Collect every line below that contains the word "crime⁴".

Figure contents as structured data
+---+
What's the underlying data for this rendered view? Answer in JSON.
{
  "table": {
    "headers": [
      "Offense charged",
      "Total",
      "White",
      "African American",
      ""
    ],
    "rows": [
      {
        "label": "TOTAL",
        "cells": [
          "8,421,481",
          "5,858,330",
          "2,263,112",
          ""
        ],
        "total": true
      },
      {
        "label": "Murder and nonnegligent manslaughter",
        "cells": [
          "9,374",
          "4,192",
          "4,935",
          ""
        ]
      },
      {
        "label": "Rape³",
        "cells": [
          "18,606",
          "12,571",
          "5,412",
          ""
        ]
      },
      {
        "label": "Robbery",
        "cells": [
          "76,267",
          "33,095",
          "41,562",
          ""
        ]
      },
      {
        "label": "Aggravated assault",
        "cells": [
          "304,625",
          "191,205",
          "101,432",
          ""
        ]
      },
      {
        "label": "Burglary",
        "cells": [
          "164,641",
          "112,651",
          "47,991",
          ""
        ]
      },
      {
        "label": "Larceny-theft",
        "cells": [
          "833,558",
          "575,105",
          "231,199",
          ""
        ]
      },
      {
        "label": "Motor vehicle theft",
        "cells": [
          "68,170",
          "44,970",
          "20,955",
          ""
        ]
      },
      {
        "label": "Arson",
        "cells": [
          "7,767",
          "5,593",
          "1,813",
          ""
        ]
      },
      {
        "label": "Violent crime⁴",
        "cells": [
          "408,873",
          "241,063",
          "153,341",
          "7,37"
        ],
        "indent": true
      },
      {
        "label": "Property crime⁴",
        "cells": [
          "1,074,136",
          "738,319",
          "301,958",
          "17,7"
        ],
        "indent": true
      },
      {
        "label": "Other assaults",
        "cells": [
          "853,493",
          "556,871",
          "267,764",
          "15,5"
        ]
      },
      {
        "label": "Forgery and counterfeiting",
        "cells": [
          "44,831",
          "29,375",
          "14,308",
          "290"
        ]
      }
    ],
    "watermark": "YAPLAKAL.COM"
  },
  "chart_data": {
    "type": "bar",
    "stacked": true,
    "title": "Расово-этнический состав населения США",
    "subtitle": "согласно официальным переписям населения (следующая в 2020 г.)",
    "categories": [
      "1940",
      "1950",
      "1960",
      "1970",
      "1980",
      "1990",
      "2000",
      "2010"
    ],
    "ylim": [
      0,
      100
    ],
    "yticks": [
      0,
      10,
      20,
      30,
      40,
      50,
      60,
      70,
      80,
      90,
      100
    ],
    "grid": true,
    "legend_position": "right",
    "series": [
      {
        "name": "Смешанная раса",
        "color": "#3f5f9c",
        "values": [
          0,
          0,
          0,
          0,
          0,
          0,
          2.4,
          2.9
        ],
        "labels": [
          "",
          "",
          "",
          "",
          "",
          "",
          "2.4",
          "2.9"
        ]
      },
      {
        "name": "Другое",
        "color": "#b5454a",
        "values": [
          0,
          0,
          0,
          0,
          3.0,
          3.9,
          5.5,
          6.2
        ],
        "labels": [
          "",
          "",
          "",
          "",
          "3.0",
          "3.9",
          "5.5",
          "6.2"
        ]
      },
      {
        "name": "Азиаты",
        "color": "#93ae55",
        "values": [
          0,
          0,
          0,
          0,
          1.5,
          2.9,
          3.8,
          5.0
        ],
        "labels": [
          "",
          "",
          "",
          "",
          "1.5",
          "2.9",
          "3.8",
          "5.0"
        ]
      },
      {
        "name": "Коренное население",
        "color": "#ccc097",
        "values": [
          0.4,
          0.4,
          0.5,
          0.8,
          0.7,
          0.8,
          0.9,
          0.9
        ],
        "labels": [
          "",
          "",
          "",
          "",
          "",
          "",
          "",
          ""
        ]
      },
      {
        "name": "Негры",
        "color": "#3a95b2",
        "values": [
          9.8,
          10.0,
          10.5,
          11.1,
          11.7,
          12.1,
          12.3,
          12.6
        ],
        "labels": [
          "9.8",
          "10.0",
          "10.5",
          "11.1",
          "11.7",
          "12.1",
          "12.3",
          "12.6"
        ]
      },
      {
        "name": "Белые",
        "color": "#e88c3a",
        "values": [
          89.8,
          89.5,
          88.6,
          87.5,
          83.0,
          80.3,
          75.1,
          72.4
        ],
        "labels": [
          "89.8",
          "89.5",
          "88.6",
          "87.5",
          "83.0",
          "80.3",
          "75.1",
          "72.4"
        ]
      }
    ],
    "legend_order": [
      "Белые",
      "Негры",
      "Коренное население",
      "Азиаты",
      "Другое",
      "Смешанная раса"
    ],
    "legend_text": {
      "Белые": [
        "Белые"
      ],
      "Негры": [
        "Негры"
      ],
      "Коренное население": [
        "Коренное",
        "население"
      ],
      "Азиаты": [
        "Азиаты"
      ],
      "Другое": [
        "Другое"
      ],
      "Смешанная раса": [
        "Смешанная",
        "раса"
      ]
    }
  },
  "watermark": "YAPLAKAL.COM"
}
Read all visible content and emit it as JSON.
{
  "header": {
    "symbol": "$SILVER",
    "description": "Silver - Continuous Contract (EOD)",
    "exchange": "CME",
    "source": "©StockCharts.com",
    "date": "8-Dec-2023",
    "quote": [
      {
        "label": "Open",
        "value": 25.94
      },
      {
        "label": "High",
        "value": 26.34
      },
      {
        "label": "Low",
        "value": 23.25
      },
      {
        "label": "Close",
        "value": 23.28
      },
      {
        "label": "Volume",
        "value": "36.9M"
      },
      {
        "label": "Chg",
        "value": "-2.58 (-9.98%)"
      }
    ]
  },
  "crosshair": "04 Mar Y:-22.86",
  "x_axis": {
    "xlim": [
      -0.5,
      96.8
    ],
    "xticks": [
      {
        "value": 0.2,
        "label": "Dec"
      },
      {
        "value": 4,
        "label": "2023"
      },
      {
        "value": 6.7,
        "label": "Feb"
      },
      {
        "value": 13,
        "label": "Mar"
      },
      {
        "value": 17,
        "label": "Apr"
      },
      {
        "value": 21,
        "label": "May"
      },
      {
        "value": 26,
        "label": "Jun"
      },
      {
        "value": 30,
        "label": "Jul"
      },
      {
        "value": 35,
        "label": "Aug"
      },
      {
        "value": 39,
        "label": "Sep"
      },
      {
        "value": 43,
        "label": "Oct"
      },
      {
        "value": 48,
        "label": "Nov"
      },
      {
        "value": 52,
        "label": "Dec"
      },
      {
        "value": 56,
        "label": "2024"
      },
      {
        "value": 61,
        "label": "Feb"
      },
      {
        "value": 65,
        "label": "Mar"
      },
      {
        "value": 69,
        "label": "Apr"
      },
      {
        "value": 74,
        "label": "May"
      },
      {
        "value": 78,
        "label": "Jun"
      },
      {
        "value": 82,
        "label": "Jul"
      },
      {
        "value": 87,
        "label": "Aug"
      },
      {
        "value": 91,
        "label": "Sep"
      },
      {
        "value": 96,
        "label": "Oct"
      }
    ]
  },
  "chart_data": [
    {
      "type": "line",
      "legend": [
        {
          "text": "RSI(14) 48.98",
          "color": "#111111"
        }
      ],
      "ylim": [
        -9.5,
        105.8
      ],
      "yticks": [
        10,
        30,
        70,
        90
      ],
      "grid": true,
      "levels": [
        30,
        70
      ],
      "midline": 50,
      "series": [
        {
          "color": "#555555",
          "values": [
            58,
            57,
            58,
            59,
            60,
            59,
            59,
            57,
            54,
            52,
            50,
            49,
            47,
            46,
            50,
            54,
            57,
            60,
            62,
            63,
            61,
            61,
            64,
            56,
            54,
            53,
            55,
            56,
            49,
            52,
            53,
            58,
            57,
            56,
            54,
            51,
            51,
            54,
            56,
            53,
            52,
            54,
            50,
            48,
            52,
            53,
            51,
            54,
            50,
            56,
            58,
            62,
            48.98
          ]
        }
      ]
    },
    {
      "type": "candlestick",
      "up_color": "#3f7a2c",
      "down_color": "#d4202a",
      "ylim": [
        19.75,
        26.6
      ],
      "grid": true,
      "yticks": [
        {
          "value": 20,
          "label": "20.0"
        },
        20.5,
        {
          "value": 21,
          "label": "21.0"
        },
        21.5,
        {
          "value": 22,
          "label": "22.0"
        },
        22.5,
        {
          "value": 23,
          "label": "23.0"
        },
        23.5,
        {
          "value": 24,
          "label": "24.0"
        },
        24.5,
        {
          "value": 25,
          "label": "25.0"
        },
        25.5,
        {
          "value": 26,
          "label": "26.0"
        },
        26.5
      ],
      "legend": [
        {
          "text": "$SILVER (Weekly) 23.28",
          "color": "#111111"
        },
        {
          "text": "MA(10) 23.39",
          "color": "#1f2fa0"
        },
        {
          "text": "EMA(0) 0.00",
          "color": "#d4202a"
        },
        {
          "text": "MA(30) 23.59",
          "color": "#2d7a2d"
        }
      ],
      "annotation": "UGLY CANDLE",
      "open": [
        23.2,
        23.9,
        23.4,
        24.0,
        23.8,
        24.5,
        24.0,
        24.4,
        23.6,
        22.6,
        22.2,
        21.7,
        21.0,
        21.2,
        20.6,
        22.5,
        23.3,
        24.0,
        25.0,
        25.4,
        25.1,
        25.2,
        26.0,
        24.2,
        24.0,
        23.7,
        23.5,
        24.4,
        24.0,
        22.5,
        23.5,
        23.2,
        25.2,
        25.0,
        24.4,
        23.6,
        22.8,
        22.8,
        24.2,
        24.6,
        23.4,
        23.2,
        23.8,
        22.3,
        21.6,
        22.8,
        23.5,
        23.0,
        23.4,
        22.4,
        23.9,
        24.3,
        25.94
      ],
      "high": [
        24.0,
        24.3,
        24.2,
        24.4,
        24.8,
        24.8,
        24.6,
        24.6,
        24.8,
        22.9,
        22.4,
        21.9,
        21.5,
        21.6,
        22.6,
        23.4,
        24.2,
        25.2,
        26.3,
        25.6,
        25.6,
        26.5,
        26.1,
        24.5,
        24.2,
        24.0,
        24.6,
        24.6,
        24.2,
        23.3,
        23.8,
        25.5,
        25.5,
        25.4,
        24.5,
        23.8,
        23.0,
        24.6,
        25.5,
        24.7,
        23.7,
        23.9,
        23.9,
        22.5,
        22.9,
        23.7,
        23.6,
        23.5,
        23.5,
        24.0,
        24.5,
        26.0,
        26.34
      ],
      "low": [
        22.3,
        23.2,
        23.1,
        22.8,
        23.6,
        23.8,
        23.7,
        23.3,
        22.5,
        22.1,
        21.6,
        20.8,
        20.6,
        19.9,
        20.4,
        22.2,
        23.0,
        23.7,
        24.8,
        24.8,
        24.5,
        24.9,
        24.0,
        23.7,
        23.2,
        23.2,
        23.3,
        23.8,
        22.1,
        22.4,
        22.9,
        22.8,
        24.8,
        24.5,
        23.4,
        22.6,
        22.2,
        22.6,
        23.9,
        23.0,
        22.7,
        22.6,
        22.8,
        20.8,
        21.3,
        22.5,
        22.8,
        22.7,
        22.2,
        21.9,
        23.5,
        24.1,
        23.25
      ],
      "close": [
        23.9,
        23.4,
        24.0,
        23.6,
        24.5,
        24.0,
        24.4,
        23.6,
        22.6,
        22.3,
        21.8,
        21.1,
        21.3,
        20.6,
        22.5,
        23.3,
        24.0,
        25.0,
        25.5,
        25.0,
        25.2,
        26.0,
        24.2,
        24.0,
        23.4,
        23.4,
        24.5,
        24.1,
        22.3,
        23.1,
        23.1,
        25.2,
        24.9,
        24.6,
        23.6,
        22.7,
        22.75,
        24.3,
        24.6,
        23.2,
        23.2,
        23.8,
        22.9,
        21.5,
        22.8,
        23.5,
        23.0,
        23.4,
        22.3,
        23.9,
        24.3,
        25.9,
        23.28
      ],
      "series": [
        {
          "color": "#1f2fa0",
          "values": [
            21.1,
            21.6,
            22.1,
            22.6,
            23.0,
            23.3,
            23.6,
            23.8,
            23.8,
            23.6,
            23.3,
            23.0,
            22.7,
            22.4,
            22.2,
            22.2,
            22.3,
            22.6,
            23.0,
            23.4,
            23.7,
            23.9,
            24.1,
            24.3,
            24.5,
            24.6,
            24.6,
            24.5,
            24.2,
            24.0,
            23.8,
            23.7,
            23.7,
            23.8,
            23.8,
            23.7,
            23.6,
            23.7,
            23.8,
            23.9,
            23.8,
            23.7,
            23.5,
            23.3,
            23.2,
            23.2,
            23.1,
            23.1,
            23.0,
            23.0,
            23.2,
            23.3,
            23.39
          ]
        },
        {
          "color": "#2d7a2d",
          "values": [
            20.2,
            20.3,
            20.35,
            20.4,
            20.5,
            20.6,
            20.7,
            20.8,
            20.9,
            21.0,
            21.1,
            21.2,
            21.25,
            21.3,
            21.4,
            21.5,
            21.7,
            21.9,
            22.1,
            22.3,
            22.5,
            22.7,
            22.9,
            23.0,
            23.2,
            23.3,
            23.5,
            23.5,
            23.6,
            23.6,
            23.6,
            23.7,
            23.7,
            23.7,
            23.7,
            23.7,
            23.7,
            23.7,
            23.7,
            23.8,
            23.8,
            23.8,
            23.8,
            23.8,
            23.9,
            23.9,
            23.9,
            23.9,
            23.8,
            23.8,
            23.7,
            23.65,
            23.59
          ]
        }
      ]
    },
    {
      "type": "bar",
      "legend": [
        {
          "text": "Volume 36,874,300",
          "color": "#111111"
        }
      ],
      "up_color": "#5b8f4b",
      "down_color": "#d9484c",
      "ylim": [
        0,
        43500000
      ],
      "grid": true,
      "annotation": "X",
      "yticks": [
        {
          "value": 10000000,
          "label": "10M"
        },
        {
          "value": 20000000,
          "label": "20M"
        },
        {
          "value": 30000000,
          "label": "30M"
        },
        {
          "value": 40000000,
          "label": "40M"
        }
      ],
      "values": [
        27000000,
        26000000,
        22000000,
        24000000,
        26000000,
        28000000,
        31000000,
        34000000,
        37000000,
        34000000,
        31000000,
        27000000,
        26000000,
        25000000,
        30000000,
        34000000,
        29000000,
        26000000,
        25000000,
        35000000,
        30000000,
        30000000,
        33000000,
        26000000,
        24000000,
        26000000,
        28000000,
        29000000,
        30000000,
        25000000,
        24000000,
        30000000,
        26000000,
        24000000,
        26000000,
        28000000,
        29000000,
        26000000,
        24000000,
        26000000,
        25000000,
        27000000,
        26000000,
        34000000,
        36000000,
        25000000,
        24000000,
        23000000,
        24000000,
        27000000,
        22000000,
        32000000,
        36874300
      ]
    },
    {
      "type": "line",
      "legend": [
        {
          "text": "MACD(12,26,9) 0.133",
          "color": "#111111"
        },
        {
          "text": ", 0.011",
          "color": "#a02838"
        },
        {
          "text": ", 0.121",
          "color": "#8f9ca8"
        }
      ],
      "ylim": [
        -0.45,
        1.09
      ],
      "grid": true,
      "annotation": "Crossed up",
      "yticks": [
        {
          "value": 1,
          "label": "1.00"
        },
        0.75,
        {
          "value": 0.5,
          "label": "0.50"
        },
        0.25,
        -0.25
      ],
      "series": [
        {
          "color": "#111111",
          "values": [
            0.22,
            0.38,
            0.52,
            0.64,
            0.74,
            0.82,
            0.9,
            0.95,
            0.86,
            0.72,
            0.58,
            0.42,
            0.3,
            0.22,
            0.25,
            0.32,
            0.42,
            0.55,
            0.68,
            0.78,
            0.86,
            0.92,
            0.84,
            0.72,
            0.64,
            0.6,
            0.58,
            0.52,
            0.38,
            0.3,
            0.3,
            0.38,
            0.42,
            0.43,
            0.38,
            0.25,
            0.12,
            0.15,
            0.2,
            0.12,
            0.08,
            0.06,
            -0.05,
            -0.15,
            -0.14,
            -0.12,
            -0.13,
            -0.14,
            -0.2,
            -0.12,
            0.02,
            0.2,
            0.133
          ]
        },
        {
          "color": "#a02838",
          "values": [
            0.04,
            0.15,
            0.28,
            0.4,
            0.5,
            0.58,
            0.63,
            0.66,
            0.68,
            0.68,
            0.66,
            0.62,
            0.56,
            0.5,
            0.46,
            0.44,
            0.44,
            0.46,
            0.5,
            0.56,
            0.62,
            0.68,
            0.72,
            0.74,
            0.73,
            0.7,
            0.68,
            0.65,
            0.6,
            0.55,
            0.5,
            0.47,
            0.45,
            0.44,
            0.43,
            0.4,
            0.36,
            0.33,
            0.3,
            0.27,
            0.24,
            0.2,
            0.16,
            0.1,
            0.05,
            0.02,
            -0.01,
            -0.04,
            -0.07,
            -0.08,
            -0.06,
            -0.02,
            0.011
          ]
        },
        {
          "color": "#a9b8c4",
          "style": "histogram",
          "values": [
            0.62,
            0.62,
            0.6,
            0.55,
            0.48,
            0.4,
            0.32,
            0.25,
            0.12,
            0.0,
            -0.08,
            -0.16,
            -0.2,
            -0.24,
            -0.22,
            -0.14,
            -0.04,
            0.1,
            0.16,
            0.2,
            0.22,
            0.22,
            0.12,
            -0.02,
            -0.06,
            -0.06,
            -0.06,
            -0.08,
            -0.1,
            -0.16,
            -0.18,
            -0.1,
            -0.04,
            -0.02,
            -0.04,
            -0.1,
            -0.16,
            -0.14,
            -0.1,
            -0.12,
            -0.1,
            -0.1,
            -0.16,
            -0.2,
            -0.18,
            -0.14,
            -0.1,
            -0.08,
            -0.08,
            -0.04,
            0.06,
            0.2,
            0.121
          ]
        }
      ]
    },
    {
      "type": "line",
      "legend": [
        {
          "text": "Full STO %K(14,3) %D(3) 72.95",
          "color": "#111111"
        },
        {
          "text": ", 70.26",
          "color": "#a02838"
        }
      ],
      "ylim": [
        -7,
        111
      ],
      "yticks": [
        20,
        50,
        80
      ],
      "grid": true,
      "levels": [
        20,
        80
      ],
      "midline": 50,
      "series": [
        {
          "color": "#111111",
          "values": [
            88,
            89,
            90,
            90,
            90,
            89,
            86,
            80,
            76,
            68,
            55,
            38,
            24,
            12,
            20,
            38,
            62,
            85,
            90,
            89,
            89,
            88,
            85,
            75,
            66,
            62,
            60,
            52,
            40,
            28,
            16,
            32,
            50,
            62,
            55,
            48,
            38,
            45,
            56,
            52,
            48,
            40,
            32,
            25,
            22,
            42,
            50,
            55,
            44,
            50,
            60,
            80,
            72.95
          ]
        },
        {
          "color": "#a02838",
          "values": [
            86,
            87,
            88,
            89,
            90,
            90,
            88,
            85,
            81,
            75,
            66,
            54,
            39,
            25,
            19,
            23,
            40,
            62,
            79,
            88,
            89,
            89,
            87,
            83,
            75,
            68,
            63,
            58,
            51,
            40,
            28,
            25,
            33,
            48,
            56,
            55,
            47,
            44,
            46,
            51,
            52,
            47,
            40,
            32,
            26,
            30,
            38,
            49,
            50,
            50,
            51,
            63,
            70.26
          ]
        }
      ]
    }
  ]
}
+---+
→ Written solution
        "label": "Violent crime⁴",
        "label": "Property crime⁴",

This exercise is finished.